EXCERPTED RECORDS:
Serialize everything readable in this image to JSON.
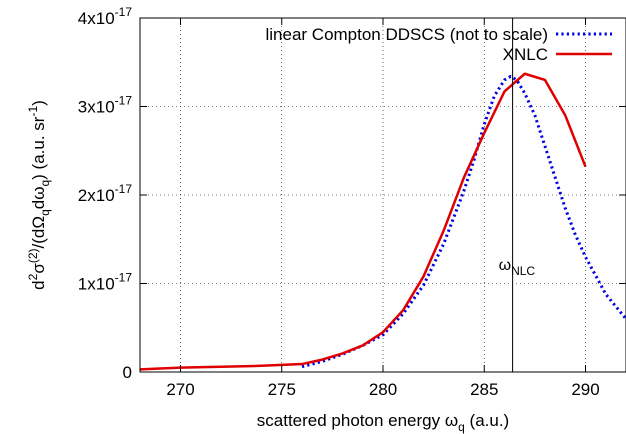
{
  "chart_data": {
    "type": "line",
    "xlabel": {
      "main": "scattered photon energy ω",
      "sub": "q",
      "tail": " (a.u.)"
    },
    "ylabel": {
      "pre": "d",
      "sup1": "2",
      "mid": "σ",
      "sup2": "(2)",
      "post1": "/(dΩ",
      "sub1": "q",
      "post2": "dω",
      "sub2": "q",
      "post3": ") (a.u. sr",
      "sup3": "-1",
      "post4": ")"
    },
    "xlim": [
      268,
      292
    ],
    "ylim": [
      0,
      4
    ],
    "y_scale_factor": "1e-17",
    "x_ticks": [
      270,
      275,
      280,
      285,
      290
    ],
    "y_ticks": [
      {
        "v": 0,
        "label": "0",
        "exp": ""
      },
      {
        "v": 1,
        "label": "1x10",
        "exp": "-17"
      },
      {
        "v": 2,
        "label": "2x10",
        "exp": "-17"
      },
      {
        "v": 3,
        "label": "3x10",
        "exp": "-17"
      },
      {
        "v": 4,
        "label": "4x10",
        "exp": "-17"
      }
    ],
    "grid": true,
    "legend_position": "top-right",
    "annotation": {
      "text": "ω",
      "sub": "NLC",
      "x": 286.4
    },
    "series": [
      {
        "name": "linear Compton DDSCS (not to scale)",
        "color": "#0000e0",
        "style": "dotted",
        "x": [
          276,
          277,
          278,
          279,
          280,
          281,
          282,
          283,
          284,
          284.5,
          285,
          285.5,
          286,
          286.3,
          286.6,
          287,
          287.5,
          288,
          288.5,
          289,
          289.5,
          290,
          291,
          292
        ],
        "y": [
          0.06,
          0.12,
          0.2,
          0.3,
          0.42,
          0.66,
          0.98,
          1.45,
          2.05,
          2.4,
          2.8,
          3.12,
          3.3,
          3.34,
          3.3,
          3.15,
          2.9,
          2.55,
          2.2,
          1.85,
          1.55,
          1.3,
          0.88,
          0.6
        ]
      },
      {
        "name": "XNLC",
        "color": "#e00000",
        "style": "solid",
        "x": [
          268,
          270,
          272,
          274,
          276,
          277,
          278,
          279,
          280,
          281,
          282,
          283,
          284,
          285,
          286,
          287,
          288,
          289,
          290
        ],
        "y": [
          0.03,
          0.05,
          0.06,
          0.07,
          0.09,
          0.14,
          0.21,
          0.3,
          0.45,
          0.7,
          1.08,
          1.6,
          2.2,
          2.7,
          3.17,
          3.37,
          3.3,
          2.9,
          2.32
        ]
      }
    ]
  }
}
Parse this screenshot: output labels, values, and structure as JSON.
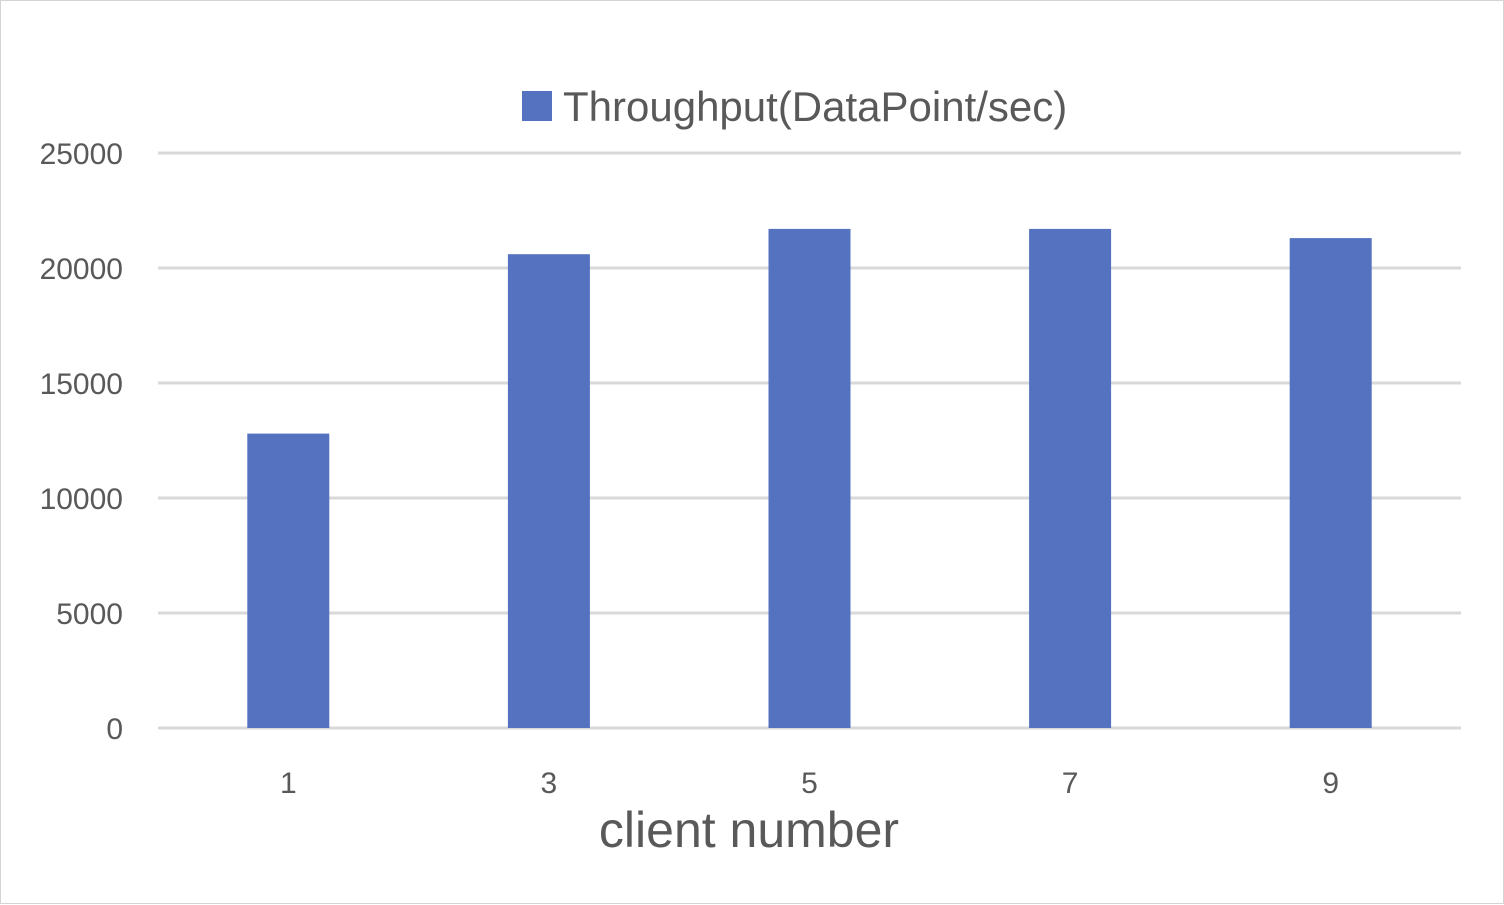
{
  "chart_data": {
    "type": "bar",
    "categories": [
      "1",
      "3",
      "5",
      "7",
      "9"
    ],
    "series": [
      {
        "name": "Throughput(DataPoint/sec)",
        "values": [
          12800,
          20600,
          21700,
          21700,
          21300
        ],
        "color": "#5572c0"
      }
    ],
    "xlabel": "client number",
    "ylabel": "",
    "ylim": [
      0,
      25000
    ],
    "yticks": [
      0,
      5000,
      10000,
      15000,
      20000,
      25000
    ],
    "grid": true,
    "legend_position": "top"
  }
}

WHAT IS EXPECTED: Leave out the pictures and copy every record above exactly.

TASK ANSWER:
Serialize everything readable in this image to JSON.
{
  "chart_data": {
    "type": "line",
    "xlabel": {
      "main": "scattered photon energy ω",
      "sub": "q",
      "tail": " (a.u.)"
    },
    "ylabel": {
      "pre": "d",
      "sup1": "2",
      "mid": "σ",
      "sup2": "(2)",
      "post1": "/(dΩ",
      "sub1": "q",
      "post2": "dω",
      "sub2": "q",
      "post3": ") (a.u. sr",
      "sup3": "-1",
      "post4": ")"
    },
    "xlim": [
      268,
      292
    ],
    "ylim": [
      0,
      4
    ],
    "y_scale_factor": "1e-17",
    "x_ticks": [
      270,
      275,
      280,
      285,
      290
    ],
    "y_ticks": [
      {
        "v": 0,
        "label": "0",
        "exp": ""
      },
      {
        "v": 1,
        "label": "1x10",
        "exp": "-17"
      },
      {
        "v": 2,
        "label": "2x10",
        "exp": "-17"
      },
      {
        "v": 3,
        "label": "3x10",
        "exp": "-17"
      },
      {
        "v": 4,
        "label": "4x10",
        "exp": "-17"
      }
    ],
    "grid": true,
    "legend_position": "top-right",
    "annotation": {
      "text": "ω",
      "sub": "NLC",
      "x": 286.4
    },
    "series": [
      {
        "name": "linear Compton DDSCS (not to scale)",
        "color": "#0000e0",
        "style": "dotted",
        "x": [
          276,
          277,
          278,
          279,
          280,
          281,
          282,
          283,
          284,
          284.5,
          285,
          285.5,
          286,
          286.3,
          286.6,
          287,
          287.5,
          288,
          288.5,
          289,
          289.5,
          290,
          291,
          292
        ],
        "y": [
          0.06,
          0.12,
          0.2,
          0.3,
          0.42,
          0.66,
          0.98,
          1.45,
          2.05,
          2.4,
          2.8,
          3.12,
          3.3,
          3.34,
          3.3,
          3.15,
          2.9,
          2.55,
          2.2,
          1.85,
          1.55,
          1.3,
          0.88,
          0.6
        ]
      },
      {
        "name": "XNLC",
        "color": "#e00000",
        "style": "solid",
        "x": [
          268,
          270,
          272,
          274,
          276,
          277,
          278,
          279,
          280,
          281,
          282,
          283,
          284,
          285,
          286,
          287,
          288,
          289,
          290
        ],
        "y": [
          0.03,
          0.05,
          0.06,
          0.07,
          0.09,
          0.14,
          0.21,
          0.3,
          0.45,
          0.7,
          1.08,
          1.6,
          2.2,
          2.7,
          3.17,
          3.37,
          3.3,
          2.9,
          2.32
        ]
      }
    ]
  }
}
Parse this screenshot: output labels, values, and structure as JSON.
{
  "chart_data": {
    "type": "bar",
    "categories": [
      "1",
      "3",
      "5",
      "7",
      "9"
    ],
    "series": [
      {
        "name": "Throughput(DataPoint/sec)",
        "values": [
          12800,
          20600,
          21700,
          21700,
          21300
        ],
        "color": "#5572c0"
      }
    ],
    "xlabel": "client number",
    "ylabel": "",
    "ylim": [
      0,
      25000
    ],
    "yticks": [
      0,
      5000,
      10000,
      15000,
      20000,
      25000
    ],
    "grid": true,
    "legend_position": "top"
  }
}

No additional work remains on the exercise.